## start Records
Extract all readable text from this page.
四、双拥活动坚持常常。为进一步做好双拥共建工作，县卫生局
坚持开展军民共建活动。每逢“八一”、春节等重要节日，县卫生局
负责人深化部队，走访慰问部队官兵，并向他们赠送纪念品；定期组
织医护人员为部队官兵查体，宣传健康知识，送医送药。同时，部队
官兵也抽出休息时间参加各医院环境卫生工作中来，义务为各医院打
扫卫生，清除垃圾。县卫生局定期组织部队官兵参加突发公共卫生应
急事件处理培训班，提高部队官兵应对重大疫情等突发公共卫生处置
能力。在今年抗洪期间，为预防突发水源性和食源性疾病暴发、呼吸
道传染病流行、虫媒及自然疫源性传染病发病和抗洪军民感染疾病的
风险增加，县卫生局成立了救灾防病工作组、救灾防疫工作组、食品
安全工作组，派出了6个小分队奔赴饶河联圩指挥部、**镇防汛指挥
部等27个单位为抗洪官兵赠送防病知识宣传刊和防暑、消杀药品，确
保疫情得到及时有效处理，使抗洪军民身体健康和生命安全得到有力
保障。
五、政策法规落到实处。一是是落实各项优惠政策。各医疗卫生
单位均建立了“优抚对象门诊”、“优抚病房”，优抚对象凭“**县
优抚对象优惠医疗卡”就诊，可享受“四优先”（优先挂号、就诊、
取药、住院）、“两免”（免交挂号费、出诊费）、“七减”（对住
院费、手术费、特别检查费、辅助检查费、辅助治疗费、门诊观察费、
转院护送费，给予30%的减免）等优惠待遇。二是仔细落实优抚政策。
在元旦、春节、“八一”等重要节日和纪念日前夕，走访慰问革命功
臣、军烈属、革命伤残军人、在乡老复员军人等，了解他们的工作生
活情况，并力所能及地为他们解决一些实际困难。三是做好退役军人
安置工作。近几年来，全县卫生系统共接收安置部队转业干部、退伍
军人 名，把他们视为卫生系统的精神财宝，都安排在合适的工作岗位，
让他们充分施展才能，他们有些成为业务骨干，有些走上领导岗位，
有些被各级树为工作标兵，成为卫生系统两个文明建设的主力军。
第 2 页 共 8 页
## end Records
## What you have to do
Make an exact copy of every line in the data.

## Answer
Extract all readable text from this page.
四、双拥活动坚持常常。为进一步做好双拥共建工作，县卫生局
坚持开展军民共建活动。每逢“八一”、春节等重要节日，县卫生局
负责人深化部队，走访慰问部队官兵，并向他们赠送纪念品；定期组
织医护人员为部队官兵查体，宣传健康知识，送医送药。同时，部队
官兵也抽出休息时间参加各医院环境卫生工作中来，义务为各医院打
扫卫生，清除垃圾。县卫生局定期组织部队官兵参加突发公共卫生应
急事件处理培训班，提高部队官兵应对重大疫情等突发公共卫生处置
能力。在今年抗洪期间，为预防突发水源性和食源性疾病暴发、呼吸
道传染病流行、虫媒及自然疫源性传染病发病和抗洪军民感染疾病的
风险增加，县卫生局成立了救灾防病工作组、救灾防疫工作组、食品
安全工作组，派出了6个小分队奔赴饶河联圩指挥部、**镇防汛指挥
部等27个单位为抗洪官兵赠送防病知识宣传刊和防暑、消杀药品，确
保疫情得到及时有效处理，使抗洪军民身体健康和生命安全得到有力
保障。
五、政策法规落到实处。一是是落实各项优惠政策。各医疗卫生
单位均建立了“优抚对象门诊”、“优抚病房”，优抚对象凭“**县
优抚对象优惠医疗卡”就诊，可享受“四优先”（优先挂号、就诊、
取药、住院）、“两免”（免交挂号费、出诊费）、“七减”（对住
院费、手术费、特别检查费、辅助检查费、辅助治疗费、门诊观察费、
转院护送费，给予30%的减免）等优惠待遇。二是仔细落实优抚政策。
在元旦、春节、“八一”等重要节日和纪念日前夕，走访慰问革命功
臣、军烈属、革命伤残军人、在乡老复员军人等，了解他们的工作生
活情况，并力所能及地为他们解决一些实际困难。三是做好退役军人
安置工作。近几年来，全县卫生系统共接收安置部队转业干部、退伍
军人 名，把他们视为卫生系统的精神财宝，都安排在合适的工作岗位，
让他们充分施展才能，他们有些成为业务骨干，有些走上领导岗位，
有些被各级树为工作标兵，成为卫生系统两个文明建设的主力军。
第 2 页 共 8 页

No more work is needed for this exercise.